--- START ---

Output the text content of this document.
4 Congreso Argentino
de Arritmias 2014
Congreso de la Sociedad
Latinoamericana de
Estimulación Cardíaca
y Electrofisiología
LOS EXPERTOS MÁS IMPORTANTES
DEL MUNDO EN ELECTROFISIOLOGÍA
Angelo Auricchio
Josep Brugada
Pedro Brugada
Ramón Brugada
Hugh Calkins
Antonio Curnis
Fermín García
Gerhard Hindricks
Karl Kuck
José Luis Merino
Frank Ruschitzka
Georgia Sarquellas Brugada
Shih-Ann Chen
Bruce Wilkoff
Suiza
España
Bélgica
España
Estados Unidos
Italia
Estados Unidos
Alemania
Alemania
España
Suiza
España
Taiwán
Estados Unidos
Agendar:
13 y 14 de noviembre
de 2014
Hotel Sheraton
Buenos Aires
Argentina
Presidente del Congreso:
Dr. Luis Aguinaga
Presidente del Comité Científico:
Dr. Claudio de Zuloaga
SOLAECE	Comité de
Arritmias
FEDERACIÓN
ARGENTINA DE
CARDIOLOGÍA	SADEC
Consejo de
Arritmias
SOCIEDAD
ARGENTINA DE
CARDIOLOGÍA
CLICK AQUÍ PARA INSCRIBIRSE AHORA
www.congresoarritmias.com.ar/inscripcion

--- END ---
--- START ---

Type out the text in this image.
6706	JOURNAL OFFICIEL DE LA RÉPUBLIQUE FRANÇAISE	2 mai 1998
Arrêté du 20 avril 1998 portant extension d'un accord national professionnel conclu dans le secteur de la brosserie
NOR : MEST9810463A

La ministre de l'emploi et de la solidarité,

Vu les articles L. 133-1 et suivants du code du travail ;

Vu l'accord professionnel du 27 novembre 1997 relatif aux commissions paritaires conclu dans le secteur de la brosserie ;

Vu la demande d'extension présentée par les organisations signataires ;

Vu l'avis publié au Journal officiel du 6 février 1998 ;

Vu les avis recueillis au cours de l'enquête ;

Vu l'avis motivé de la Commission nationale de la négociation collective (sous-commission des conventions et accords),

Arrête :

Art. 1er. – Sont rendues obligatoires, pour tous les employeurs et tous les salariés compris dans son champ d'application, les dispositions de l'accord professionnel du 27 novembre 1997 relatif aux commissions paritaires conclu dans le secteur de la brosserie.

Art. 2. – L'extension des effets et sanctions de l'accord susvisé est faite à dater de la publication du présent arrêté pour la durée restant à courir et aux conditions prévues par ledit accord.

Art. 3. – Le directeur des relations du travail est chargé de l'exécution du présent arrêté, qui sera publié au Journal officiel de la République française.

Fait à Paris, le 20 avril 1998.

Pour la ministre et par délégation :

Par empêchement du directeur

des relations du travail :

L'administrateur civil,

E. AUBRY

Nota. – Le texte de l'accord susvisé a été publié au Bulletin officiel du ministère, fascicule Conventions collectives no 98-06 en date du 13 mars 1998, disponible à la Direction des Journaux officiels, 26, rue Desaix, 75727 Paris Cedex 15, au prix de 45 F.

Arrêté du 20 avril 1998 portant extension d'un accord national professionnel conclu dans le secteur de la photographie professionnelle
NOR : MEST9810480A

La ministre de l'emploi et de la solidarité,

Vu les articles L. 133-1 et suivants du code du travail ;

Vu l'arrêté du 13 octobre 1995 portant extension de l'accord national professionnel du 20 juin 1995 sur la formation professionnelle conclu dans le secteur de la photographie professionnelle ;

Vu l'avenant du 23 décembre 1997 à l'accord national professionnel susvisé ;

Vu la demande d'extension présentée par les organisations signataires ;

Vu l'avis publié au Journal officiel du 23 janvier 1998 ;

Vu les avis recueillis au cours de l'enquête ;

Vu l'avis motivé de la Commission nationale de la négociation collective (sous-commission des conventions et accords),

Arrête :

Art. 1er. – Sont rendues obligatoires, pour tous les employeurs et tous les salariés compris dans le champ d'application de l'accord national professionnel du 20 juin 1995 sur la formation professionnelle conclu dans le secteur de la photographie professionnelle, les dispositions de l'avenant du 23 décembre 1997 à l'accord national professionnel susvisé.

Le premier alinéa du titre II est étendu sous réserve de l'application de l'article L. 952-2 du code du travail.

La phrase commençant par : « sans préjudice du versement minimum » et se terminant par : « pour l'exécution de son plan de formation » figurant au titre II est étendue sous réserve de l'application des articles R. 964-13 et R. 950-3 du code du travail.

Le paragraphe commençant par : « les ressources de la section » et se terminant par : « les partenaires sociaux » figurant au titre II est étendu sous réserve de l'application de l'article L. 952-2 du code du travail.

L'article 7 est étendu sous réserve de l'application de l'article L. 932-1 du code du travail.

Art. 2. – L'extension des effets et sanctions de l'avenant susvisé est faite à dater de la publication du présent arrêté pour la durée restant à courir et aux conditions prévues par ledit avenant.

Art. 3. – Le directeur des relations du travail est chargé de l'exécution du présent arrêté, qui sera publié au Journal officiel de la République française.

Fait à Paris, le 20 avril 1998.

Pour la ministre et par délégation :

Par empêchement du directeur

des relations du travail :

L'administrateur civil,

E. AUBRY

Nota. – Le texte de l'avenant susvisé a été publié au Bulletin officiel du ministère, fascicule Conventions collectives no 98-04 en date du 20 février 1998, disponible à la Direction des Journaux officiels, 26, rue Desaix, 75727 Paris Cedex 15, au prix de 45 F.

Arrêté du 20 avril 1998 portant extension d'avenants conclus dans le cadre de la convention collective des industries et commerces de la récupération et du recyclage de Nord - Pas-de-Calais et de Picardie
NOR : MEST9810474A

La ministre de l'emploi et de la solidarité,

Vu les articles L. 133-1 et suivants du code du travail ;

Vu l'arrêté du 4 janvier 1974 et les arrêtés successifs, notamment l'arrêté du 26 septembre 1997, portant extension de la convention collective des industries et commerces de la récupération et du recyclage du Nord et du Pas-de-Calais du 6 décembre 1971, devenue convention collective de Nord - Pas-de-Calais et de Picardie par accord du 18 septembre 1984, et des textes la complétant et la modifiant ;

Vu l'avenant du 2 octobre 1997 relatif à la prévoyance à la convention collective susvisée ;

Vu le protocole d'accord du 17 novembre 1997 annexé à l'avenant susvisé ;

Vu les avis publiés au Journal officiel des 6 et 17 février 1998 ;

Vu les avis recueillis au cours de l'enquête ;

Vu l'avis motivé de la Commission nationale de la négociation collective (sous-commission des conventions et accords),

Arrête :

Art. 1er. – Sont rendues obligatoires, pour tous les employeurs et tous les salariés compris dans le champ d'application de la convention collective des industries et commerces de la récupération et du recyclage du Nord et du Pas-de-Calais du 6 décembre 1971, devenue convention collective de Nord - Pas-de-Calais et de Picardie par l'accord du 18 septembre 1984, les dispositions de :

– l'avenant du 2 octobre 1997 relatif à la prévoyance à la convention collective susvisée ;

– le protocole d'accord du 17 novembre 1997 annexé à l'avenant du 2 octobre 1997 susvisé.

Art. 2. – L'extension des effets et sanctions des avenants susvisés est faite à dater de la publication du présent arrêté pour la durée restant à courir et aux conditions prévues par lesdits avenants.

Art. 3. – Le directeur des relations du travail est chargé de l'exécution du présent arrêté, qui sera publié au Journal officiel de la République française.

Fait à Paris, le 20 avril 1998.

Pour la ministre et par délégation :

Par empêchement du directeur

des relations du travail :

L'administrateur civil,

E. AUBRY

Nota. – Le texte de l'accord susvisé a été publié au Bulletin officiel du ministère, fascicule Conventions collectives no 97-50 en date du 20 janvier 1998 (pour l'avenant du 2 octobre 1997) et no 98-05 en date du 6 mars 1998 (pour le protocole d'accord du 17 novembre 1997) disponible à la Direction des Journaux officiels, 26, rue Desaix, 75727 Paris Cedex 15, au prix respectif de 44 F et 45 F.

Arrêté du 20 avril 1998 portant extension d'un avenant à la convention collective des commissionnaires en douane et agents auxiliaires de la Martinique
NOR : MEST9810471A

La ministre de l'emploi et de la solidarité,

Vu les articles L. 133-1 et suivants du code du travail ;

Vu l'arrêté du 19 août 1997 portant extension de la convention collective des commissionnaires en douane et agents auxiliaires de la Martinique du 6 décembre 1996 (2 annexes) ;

--- END ---

### Problem description
In the listing, find every line containing the word "rendues" and list it.

### Task output
Art. 1er. – Sont rendues obligatoires, pour tous les employeurs et tous les salariés compris dans son champ d'application, les dispositions de l'accord professionnel du 27 novembre 1997 relatif aux commissions paritaires conclu dans le secteur de la brosserie.
Art. 1er. – Sont rendues obligatoires, pour tous les employeurs et tous les salariés compris dans le champ d'application de l'accord national professionnel du 20 juin 1995 sur la formation professionnelle conclu dans le secteur de la photographie professionnelle, les dispositions de l'avenant du 23 décembre 1997 à l'accord national professionnel susvisé.
Art. 1er. – Sont rendues obligatoires, pour tous les employeurs et tous les salariés compris dans le champ d'application de la convention collective des industries et commerces de la récupération et du recyclage du Nord et du Pas-de-Calais du 6 décembre 1971, devenue convention collective de Nord - Pas-de-Calais et de Picardie par l'accord du 18 septembre 1984, les dispositions de :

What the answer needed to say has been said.